Print each line exactly as it is given.

• **DATA IN THIS EXERCISE**
## BEGIN

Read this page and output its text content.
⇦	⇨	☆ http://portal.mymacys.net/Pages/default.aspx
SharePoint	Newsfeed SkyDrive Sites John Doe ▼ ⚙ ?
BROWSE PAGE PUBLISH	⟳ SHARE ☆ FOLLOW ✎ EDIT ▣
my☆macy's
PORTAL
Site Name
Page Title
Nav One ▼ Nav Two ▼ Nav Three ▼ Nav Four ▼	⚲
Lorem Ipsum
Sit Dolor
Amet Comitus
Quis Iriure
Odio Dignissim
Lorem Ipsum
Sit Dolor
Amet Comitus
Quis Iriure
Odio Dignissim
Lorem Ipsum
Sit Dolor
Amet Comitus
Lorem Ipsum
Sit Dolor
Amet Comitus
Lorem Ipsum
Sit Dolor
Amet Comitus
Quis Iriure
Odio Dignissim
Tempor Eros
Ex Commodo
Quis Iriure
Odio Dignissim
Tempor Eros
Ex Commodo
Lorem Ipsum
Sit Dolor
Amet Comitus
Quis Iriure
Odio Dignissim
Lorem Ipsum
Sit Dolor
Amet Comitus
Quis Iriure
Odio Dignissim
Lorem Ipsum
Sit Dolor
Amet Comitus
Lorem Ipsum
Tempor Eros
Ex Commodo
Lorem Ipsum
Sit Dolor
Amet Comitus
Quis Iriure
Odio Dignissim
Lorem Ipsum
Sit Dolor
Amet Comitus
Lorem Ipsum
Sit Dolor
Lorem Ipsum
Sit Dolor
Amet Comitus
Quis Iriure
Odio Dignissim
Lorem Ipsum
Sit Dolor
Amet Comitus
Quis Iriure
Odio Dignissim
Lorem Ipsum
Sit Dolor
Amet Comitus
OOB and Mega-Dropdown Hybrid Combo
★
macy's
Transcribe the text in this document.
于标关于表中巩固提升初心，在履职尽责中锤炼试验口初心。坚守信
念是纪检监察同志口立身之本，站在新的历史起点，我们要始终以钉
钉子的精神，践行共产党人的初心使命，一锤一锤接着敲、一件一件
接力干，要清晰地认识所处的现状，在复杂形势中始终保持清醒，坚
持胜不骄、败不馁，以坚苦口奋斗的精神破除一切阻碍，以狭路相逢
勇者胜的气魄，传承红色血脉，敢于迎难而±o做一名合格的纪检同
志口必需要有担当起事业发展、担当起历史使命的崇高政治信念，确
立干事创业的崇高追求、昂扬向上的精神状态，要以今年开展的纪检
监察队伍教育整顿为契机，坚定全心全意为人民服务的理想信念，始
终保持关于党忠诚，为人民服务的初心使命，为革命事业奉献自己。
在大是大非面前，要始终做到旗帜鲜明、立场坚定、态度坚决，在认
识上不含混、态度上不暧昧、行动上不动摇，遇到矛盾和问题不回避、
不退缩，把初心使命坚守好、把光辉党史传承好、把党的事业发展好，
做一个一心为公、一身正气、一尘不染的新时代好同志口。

## END

• **WORKED ANSWER**
Read this page and output its text content.
⇦	⇨	☆ http://portal.mymacys.net/Pages/default.aspx
SharePoint	Newsfeed SkyDrive Sites John Doe ▼ ⚙ ?
BROWSE PAGE PUBLISH	⟳ SHARE ☆ FOLLOW ✎ EDIT ▣
my☆macy's
PORTAL
Site Name
Page Title
Nav One ▼ Nav Two ▼ Nav Three ▼ Nav Four ▼	⚲
Lorem Ipsum
Sit Dolor
Amet Comitus
Quis Iriure
Odio Dignissim
Lorem Ipsum
Sit Dolor
Amet Comitus
Quis Iriure
Odio Dignissim
Lorem Ipsum
Sit Dolor
Amet Comitus
Lorem Ipsum
Sit Dolor
Amet Comitus
Lorem Ipsum
Sit Dolor
Amet Comitus
Quis Iriure
Odio Dignissim
Tempor Eros
Ex Commodo
Quis Iriure
Odio Dignissim
Tempor Eros
Ex Commodo
Lorem Ipsum
Sit Dolor
Amet Comitus
Quis Iriure
Odio Dignissim
Lorem Ipsum
Sit Dolor
Amet Comitus
Quis Iriure
Odio Dignissim
Lorem Ipsum
Sit Dolor
Amet Comitus
Lorem Ipsum
Tempor Eros
Ex Commodo
Lorem Ipsum
Sit Dolor
Amet Comitus
Quis Iriure
Odio Dignissim
Lorem Ipsum
Sit Dolor
Amet Comitus
Lorem Ipsum
Sit Dolor
Lorem Ipsum
Sit Dolor
Amet Comitus
Quis Iriure
Odio Dignissim
Lorem Ipsum
Sit Dolor
Amet Comitus
Quis Iriure
Odio Dignissim
Lorem Ipsum
Sit Dolor
Amet Comitus
OOB and Mega-Dropdown Hybrid Combo
★
macy's
Transcribe the text in this document.
于标关于表中巩固提升初心，在履职尽责中锤炼试验口初心。坚守信
念是纪检监察同志口立身之本，站在新的历史起点，我们要始终以钉
钉子的精神，践行共产党人的初心使命，一锤一锤接着敲、一件一件
接力干，要清晰地认识所处的现状，在复杂形势中始终保持清醒，坚
持胜不骄、败不馁，以坚苦口奋斗的精神破除一切阻碍，以狭路相逢
勇者胜的气魄，传承红色血脉，敢于迎难而±o做一名合格的纪检同
志口必需要有担当起事业发展、担当起历史使命的崇高政治信念，确
立干事创业的崇高追求、昂扬向上的精神状态，要以今年开展的纪检
监察队伍教育整顿为契机，坚定全心全意为人民服务的理想信念，始
终保持关于党忠诚，为人民服务的初心使命，为革命事业奉献自己。
在大是大非面前，要始终做到旗帜鲜明、立场坚定、态度坚决，在认
识上不含混、态度上不暧昧、行动上不动摇，遇到矛盾和问题不回避、
不退缩，把初心使命坚守好、把光辉党史传承好、把党的事业发展好，
做一个一心为公、一身正气、一尘不染的新时代好同志口。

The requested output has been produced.